What is required: Select every line below containing the word "汽车资讯".

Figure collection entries
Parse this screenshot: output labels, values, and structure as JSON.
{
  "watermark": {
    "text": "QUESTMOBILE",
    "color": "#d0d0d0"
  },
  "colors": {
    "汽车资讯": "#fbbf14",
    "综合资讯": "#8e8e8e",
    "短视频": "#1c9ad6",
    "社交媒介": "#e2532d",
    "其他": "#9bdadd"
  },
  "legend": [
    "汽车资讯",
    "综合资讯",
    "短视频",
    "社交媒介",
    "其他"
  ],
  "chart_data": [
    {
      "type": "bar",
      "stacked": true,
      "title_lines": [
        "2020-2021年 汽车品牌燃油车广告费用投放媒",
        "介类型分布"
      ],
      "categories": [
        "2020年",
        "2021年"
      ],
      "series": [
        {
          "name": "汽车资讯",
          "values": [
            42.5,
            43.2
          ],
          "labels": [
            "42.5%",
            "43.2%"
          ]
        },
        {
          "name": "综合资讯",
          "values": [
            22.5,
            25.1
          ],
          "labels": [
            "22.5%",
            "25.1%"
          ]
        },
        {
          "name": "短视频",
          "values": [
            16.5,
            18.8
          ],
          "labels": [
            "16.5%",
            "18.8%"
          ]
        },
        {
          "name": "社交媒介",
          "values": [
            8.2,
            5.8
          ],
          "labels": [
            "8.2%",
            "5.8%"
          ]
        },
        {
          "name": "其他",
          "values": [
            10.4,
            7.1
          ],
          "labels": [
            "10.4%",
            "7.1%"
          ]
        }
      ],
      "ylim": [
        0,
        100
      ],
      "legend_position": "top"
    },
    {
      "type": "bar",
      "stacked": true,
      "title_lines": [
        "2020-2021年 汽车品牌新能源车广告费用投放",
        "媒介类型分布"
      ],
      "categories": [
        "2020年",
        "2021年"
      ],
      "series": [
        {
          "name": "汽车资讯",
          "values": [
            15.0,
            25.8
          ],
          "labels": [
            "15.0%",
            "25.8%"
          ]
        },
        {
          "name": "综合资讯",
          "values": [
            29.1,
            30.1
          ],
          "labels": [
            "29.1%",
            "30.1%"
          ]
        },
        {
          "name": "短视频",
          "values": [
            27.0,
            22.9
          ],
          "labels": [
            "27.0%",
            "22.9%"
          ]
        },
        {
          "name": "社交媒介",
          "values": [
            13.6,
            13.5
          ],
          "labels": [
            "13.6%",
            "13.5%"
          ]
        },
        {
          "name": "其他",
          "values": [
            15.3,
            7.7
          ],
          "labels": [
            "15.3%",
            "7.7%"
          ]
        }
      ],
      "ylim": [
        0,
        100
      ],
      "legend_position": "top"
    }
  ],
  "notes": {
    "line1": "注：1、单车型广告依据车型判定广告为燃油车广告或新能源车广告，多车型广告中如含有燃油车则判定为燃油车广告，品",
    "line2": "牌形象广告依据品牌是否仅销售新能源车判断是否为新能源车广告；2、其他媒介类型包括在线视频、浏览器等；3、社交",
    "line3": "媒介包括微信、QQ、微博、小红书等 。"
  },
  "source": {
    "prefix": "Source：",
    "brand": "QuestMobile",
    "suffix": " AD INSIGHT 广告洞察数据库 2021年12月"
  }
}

The completed task:
    "汽车资讯": "#fbbf14",
    "汽车资讯",
          "name": "汽车资讯",
          "name": "汽车资讯",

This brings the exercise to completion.